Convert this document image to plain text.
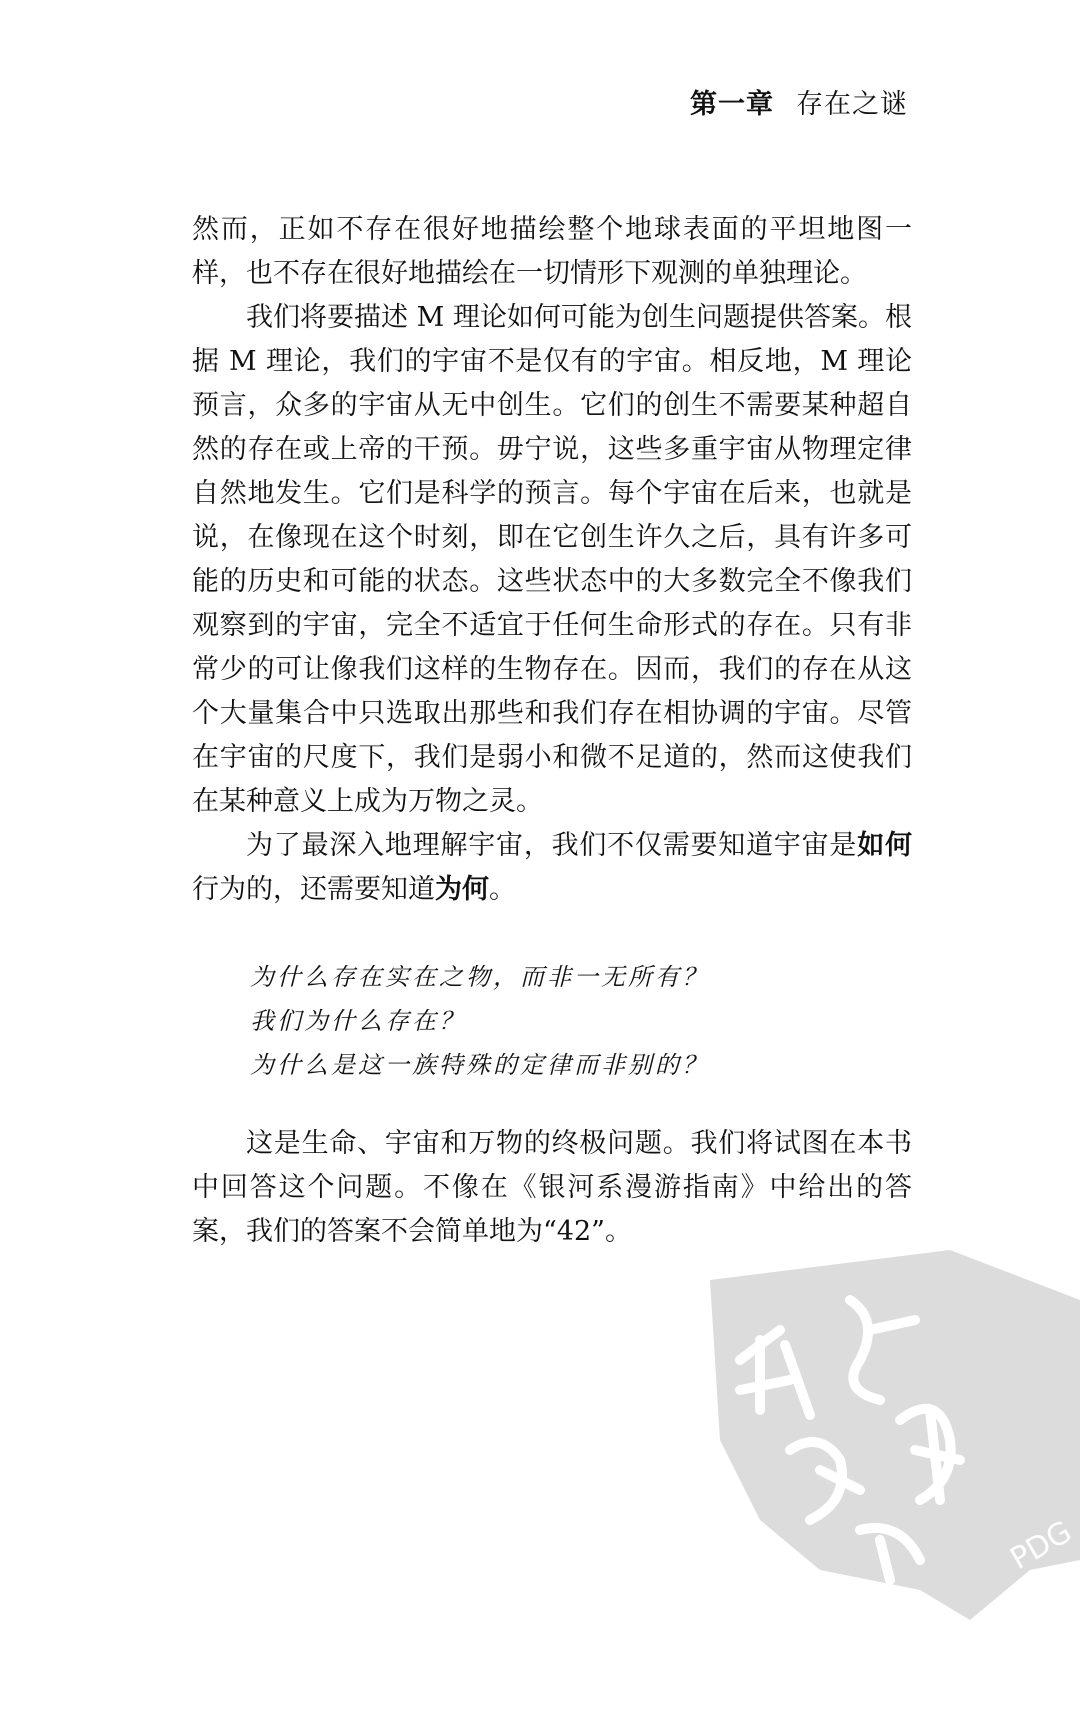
第一章 存在之谜

然而，正如不存在很好地描绘整个地球表面的平坦地图一样，也不存在很好地描绘在一切情形下观测的单独理论。

我们将要描述 M 理论如何可能为创生问题提供答案。根据 M 理论，我们的宇宙不是仅有的宇宙。相反地，M 理论预言，众多的宇宙从无中创生。它们的创生不需要某种超自然的存在或上帝的干预。毋宁说，这些多重宇宙从物理定律自然地发生。它们是科学的预言。每个宇宙在后来，也就是说，在像现在这个时刻，即在它创生许久之后，具有许多可能的历史和可能的状态。这些状态中的大多数完全不像我们观察到的宇宙，完全不适宜于任何生命形式的存在。只有非常少的可让像我们这样的生物存在。因而，我们的存在从这个大量集合中只选取出那些和我们存在相协调的宇宙。尽管在宇宙的尺度下，我们是弱小和微不足道的，然而这使我们在某种意义上成为万物之灵。

为了最深入地理解宇宙，我们不仅需要知道宇宙是如何行为的，还需要知道为何。

为什么存在实在之物，而非一无所有？
我们为什么存在？
为什么是这一族特殊的定律而非别的？

这是生命、宇宙和万物的终极问题。我们将试图在本书中回答这个问题。不像在《银河系漫游指南》中给出的答案，我们的答案不会简单地为“42”。

PDG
---
[EXERCISE REQUIREMENTS]
Transcribe all the data word for word; the images stay out.

[WORKED SOLUTION]
Convert this document image to plain text.
第一章 存在之谜

然而，正如不存在很好地描绘整个地球表面的平坦地图一样，也不存在很好地描绘在一切情形下观测的单独理论。

我们将要描述 M 理论如何可能为创生问题提供答案。根据 M 理论，我们的宇宙不是仅有的宇宙。相反地，M 理论预言，众多的宇宙从无中创生。它们的创生不需要某种超自然的存在或上帝的干预。毋宁说，这些多重宇宙从物理定律自然地发生。它们是科学的预言。每个宇宙在后来，也就是说，在像现在这个时刻，即在它创生许久之后，具有许多可能的历史和可能的状态。这些状态中的大多数完全不像我们观察到的宇宙，完全不适宜于任何生命形式的存在。只有非常少的可让像我们这样的生物存在。因而，我们的存在从这个大量集合中只选取出那些和我们存在相协调的宇宙。尽管在宇宙的尺度下，我们是弱小和微不足道的，然而这使我们在某种意义上成为万物之灵。

为了最深入地理解宇宙，我们不仅需要知道宇宙是如何行为的，还需要知道为何。

为什么存在实在之物，而非一无所有？
我们为什么存在？
为什么是这一族特殊的定律而非别的？

这是生命、宇宙和万物的终极问题。我们将试图在本书中回答这个问题。不像在《银河系漫游指南》中给出的答案，我们的答案不会简单地为“42”。

PDG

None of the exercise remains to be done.